Required task:
Write the number of lines holding the word "SDTVAR", and nothing else.

Stored records:
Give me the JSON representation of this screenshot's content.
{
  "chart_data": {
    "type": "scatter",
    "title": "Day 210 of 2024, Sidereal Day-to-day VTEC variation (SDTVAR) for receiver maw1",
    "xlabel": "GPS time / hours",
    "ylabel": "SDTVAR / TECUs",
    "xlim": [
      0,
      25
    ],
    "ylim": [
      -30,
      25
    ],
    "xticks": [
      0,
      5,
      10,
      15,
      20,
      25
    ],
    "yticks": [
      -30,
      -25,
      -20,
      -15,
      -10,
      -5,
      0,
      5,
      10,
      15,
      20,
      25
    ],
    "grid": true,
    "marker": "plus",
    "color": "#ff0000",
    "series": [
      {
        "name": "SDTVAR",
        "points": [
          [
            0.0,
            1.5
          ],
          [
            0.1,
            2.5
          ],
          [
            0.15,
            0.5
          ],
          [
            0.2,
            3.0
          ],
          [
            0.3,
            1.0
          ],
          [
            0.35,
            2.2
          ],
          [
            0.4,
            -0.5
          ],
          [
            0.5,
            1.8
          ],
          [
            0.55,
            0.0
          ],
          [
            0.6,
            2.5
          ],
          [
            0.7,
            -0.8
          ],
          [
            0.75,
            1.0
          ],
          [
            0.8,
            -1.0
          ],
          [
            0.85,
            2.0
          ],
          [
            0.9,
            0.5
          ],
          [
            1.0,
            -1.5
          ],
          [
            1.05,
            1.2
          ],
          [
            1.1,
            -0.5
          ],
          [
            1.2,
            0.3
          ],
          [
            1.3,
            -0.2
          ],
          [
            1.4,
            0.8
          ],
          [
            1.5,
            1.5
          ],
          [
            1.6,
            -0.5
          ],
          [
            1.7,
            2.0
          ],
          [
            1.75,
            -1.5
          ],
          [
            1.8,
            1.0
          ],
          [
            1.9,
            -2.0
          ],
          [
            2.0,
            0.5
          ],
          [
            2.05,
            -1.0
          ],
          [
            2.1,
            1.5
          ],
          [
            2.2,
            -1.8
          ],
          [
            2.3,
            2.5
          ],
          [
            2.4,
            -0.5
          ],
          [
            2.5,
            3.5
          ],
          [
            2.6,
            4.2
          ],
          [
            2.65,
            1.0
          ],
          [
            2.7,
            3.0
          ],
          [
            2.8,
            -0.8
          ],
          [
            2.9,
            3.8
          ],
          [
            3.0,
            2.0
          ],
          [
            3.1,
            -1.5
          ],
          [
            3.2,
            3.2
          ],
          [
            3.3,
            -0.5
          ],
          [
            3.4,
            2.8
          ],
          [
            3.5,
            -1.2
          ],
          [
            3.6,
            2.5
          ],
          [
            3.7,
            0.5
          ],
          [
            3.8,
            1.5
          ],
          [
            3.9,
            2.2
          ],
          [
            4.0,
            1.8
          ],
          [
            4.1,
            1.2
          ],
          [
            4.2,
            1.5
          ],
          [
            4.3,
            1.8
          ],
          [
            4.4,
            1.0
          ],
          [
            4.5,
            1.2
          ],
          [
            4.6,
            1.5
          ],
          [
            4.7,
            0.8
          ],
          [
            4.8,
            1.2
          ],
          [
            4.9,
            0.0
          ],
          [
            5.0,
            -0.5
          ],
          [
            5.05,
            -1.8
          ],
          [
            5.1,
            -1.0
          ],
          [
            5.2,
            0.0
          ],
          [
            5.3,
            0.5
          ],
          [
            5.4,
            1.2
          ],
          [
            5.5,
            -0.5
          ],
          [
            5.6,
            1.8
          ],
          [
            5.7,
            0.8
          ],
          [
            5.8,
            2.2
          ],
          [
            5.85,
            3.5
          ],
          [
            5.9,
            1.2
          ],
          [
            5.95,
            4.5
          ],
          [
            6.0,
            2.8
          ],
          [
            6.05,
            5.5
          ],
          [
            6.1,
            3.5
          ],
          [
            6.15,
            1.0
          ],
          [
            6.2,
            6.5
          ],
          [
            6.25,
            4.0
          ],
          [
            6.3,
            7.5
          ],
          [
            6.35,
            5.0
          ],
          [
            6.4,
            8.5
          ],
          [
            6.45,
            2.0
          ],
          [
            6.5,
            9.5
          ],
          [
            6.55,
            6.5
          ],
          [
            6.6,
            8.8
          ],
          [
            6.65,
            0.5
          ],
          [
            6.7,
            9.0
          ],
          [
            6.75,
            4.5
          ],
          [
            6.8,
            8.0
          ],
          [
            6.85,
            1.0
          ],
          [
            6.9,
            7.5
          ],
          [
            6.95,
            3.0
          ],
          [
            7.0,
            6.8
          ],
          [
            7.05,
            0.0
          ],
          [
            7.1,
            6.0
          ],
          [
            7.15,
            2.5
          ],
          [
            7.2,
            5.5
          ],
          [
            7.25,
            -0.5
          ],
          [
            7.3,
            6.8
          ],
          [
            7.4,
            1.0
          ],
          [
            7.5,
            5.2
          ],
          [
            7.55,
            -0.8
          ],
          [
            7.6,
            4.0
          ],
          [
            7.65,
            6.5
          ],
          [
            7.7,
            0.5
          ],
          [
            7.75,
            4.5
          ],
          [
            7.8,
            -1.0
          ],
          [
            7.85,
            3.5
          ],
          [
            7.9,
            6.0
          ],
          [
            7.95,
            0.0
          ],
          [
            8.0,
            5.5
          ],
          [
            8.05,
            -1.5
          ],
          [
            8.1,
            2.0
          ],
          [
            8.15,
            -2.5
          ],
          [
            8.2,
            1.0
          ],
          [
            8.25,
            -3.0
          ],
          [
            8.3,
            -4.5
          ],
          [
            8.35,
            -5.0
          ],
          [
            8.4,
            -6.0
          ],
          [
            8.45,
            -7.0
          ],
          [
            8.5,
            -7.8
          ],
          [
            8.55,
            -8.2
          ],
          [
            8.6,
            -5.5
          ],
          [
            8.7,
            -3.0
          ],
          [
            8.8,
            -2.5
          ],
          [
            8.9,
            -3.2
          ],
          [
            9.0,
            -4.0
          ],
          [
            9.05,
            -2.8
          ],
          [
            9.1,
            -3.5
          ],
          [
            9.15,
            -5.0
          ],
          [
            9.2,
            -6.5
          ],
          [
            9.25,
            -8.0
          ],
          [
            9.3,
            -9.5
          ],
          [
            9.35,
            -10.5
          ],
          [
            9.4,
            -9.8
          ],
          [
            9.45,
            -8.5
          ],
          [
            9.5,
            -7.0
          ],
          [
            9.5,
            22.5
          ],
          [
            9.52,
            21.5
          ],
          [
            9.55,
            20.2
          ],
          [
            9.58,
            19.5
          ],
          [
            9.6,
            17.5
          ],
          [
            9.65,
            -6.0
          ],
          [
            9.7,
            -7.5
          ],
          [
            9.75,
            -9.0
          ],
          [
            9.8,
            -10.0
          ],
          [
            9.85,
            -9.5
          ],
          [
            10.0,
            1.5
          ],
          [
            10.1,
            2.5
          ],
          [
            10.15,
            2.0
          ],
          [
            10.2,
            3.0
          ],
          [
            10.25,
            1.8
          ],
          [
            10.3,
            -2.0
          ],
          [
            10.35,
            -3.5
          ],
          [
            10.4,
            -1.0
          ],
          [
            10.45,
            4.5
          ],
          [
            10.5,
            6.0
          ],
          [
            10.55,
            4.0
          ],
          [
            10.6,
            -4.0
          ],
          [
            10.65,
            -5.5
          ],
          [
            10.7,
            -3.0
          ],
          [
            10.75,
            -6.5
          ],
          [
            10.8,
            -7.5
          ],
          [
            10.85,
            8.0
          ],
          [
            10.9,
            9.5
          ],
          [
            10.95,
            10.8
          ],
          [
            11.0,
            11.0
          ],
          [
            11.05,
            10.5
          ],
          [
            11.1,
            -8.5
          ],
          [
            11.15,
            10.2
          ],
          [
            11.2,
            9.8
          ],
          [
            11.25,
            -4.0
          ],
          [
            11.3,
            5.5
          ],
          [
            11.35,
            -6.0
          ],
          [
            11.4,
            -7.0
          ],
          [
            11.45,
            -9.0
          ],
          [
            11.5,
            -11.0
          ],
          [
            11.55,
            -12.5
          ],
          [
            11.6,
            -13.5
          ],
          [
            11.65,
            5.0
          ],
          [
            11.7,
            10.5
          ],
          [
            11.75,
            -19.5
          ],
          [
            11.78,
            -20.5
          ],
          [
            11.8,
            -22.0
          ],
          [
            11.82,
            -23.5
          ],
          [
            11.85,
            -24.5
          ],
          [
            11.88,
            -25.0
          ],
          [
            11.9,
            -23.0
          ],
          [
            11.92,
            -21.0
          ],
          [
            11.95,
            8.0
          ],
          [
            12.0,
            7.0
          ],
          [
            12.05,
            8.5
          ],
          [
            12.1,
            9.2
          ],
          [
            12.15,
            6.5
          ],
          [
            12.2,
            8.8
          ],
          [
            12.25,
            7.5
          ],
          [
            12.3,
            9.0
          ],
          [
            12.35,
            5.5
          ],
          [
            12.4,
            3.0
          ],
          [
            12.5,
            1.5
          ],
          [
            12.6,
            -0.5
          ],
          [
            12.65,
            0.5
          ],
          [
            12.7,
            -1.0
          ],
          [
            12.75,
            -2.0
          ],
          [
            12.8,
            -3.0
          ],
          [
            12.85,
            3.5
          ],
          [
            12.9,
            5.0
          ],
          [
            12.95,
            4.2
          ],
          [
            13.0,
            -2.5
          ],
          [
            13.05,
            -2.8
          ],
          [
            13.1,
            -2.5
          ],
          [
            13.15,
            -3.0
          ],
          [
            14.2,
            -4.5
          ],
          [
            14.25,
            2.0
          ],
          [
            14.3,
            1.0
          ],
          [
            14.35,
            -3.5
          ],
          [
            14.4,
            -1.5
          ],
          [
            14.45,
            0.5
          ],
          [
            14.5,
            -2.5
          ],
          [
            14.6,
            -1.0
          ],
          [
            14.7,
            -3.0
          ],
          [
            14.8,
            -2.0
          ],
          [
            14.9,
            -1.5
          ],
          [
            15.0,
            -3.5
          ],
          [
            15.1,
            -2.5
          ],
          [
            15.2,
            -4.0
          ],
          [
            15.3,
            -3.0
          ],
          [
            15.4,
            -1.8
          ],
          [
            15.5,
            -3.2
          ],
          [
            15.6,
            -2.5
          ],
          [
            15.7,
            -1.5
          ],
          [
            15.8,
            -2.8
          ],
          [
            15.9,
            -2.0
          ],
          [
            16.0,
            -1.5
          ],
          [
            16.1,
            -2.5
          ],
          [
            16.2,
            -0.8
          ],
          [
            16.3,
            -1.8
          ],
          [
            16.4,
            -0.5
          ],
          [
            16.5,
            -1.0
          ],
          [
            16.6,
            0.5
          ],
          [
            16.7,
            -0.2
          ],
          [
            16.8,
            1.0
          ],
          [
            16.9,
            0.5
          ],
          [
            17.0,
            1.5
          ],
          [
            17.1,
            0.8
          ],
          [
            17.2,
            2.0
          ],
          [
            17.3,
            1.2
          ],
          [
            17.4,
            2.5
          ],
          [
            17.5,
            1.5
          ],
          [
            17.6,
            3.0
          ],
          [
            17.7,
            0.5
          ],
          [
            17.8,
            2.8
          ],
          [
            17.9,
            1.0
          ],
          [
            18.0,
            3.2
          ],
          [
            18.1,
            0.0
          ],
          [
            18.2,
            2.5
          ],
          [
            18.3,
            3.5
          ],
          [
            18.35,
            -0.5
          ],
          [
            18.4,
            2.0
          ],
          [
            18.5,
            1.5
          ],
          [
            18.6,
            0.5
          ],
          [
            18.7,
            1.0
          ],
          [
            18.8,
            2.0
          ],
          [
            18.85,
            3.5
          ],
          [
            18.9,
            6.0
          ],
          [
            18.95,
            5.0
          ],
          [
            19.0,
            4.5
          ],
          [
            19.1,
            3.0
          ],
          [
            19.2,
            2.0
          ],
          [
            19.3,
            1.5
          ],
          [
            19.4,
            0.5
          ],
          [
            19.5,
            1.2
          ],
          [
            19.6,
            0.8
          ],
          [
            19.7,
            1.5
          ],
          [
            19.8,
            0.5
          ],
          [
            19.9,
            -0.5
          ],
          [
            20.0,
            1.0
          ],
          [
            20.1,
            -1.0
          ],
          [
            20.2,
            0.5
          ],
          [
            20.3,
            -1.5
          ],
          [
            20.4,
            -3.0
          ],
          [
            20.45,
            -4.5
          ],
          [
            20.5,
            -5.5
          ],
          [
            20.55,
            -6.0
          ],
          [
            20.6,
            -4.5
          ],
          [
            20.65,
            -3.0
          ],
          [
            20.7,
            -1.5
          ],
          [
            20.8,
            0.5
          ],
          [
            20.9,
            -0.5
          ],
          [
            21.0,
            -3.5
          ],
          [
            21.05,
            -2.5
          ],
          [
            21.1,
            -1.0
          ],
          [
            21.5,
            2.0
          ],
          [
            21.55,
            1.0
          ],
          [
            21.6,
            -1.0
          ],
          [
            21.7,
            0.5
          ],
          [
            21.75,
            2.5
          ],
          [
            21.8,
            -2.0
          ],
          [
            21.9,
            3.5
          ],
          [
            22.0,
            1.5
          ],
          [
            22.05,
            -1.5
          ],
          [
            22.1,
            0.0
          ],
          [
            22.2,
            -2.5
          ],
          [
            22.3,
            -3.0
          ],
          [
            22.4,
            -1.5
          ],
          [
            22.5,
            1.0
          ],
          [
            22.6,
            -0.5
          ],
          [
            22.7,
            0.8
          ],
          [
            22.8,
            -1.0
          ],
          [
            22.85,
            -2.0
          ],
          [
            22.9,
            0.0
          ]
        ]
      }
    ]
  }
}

Task result:
3